====== Records to process
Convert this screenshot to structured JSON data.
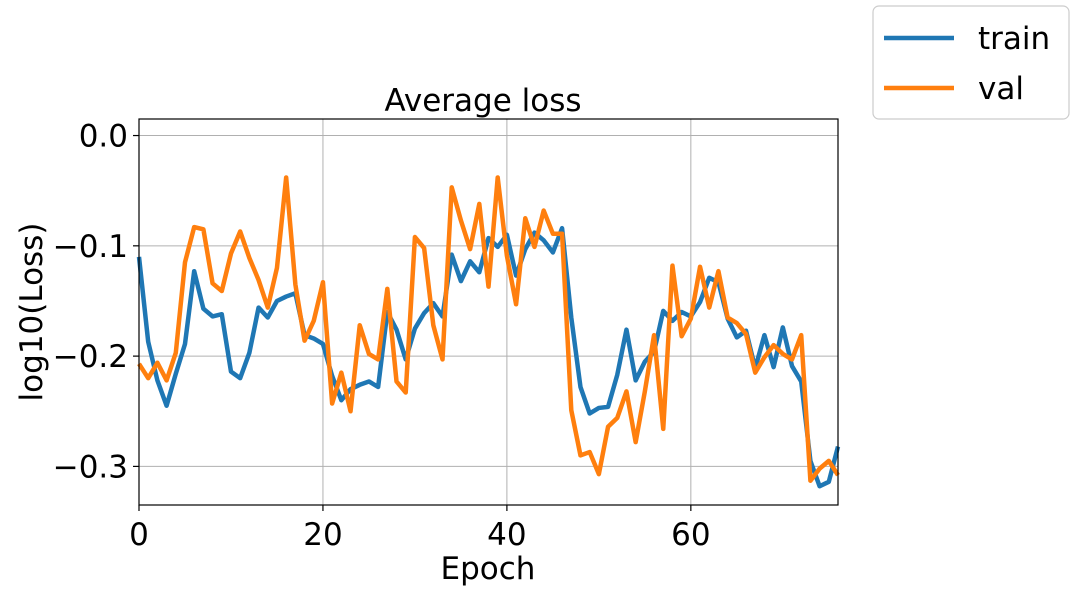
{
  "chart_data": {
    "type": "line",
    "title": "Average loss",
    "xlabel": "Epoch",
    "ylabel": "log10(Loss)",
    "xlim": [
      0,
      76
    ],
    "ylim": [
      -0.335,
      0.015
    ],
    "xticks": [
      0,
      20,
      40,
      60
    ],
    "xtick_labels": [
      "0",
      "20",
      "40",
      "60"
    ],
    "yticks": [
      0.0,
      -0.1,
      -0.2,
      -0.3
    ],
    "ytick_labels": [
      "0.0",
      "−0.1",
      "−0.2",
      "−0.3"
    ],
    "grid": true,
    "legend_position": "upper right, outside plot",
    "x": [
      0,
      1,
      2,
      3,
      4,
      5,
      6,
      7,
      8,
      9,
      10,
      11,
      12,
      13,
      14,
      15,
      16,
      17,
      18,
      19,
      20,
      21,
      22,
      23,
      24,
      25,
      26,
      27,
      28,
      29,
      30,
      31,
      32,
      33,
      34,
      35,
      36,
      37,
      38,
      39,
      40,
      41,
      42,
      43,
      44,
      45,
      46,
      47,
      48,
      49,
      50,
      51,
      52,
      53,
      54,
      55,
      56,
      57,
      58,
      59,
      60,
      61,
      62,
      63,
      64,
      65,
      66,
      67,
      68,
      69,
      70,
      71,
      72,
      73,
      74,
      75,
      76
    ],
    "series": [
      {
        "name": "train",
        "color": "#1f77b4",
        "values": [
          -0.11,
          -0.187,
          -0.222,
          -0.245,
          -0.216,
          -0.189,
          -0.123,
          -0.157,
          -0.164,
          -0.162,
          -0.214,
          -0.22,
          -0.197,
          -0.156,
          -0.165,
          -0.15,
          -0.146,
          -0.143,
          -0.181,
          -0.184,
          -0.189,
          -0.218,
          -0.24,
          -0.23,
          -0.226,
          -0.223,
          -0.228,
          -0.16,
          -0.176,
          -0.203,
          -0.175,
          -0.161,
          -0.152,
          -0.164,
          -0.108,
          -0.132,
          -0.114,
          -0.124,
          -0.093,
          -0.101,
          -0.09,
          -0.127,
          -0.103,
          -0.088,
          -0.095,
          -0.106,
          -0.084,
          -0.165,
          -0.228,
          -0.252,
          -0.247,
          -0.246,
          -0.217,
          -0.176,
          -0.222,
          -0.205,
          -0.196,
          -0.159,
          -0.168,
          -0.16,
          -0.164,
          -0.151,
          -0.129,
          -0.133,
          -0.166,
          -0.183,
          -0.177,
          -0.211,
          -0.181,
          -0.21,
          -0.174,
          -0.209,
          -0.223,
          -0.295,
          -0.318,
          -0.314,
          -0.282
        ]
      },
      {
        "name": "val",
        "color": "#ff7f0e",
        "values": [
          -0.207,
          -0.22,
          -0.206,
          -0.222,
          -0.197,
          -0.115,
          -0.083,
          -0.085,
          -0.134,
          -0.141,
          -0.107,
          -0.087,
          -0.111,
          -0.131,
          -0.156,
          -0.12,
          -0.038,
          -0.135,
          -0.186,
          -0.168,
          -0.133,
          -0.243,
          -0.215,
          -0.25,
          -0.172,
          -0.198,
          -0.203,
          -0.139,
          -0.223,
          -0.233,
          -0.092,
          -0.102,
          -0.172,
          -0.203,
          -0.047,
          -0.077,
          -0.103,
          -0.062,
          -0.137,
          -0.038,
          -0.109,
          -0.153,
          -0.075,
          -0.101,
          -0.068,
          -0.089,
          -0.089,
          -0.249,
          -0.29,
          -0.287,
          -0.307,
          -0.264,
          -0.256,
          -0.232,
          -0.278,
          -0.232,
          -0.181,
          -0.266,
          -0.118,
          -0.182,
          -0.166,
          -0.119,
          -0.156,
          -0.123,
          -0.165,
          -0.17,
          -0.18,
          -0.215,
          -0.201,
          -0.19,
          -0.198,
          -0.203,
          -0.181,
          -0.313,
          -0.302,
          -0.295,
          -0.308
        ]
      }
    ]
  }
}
============
Exercise prompt:
Repeat the data above exactly, but not the pictures.

Correct answer:
Convert this screenshot to structured JSON data.
{
  "chart_data": {
    "type": "line",
    "title": "Average loss",
    "xlabel": "Epoch",
    "ylabel": "log10(Loss)",
    "xlim": [
      0,
      76
    ],
    "ylim": [
      -0.335,
      0.015
    ],
    "xticks": [
      0,
      20,
      40,
      60
    ],
    "xtick_labels": [
      "0",
      "20",
      "40",
      "60"
    ],
    "yticks": [
      0.0,
      -0.1,
      -0.2,
      -0.3
    ],
    "ytick_labels": [
      "0.0",
      "−0.1",
      "−0.2",
      "−0.3"
    ],
    "grid": true,
    "legend_position": "upper right, outside plot",
    "x": [
      0,
      1,
      2,
      3,
      4,
      5,
      6,
      7,
      8,
      9,
      10,
      11,
      12,
      13,
      14,
      15,
      16,
      17,
      18,
      19,
      20,
      21,
      22,
      23,
      24,
      25,
      26,
      27,
      28,
      29,
      30,
      31,
      32,
      33,
      34,
      35,
      36,
      37,
      38,
      39,
      40,
      41,
      42,
      43,
      44,
      45,
      46,
      47,
      48,
      49,
      50,
      51,
      52,
      53,
      54,
      55,
      56,
      57,
      58,
      59,
      60,
      61,
      62,
      63,
      64,
      65,
      66,
      67,
      68,
      69,
      70,
      71,
      72,
      73,
      74,
      75,
      76
    ],
    "series": [
      {
        "name": "train",
        "color": "#1f77b4",
        "values": [
          -0.11,
          -0.187,
          -0.222,
          -0.245,
          -0.216,
          -0.189,
          -0.123,
          -0.157,
          -0.164,
          -0.162,
          -0.214,
          -0.22,
          -0.197,
          -0.156,
          -0.165,
          -0.15,
          -0.146,
          -0.143,
          -0.181,
          -0.184,
          -0.189,
          -0.218,
          -0.24,
          -0.23,
          -0.226,
          -0.223,
          -0.228,
          -0.16,
          -0.176,
          -0.203,
          -0.175,
          -0.161,
          -0.152,
          -0.164,
          -0.108,
          -0.132,
          -0.114,
          -0.124,
          -0.093,
          -0.101,
          -0.09,
          -0.127,
          -0.103,
          -0.088,
          -0.095,
          -0.106,
          -0.084,
          -0.165,
          -0.228,
          -0.252,
          -0.247,
          -0.246,
          -0.217,
          -0.176,
          -0.222,
          -0.205,
          -0.196,
          -0.159,
          -0.168,
          -0.16,
          -0.164,
          -0.151,
          -0.129,
          -0.133,
          -0.166,
          -0.183,
          -0.177,
          -0.211,
          -0.181,
          -0.21,
          -0.174,
          -0.209,
          -0.223,
          -0.295,
          -0.318,
          -0.314,
          -0.282
        ]
      },
      {
        "name": "val",
        "color": "#ff7f0e",
        "values": [
          -0.207,
          -0.22,
          -0.206,
          -0.222,
          -0.197,
          -0.115,
          -0.083,
          -0.085,
          -0.134,
          -0.141,
          -0.107,
          -0.087,
          -0.111,
          -0.131,
          -0.156,
          -0.12,
          -0.038,
          -0.135,
          -0.186,
          -0.168,
          -0.133,
          -0.243,
          -0.215,
          -0.25,
          -0.172,
          -0.198,
          -0.203,
          -0.139,
          -0.223,
          -0.233,
          -0.092,
          -0.102,
          -0.172,
          -0.203,
          -0.047,
          -0.077,
          -0.103,
          -0.062,
          -0.137,
          -0.038,
          -0.109,
          -0.153,
          -0.075,
          -0.101,
          -0.068,
          -0.089,
          -0.089,
          -0.249,
          -0.29,
          -0.287,
          -0.307,
          -0.264,
          -0.256,
          -0.232,
          -0.278,
          -0.232,
          -0.181,
          -0.266,
          -0.118,
          -0.182,
          -0.166,
          -0.119,
          -0.156,
          -0.123,
          -0.165,
          -0.17,
          -0.18,
          -0.215,
          -0.201,
          -0.19,
          -0.198,
          -0.203,
          -0.181,
          -0.313,
          -0.302,
          -0.295,
          -0.308
        ]
      }
    ]
  }
}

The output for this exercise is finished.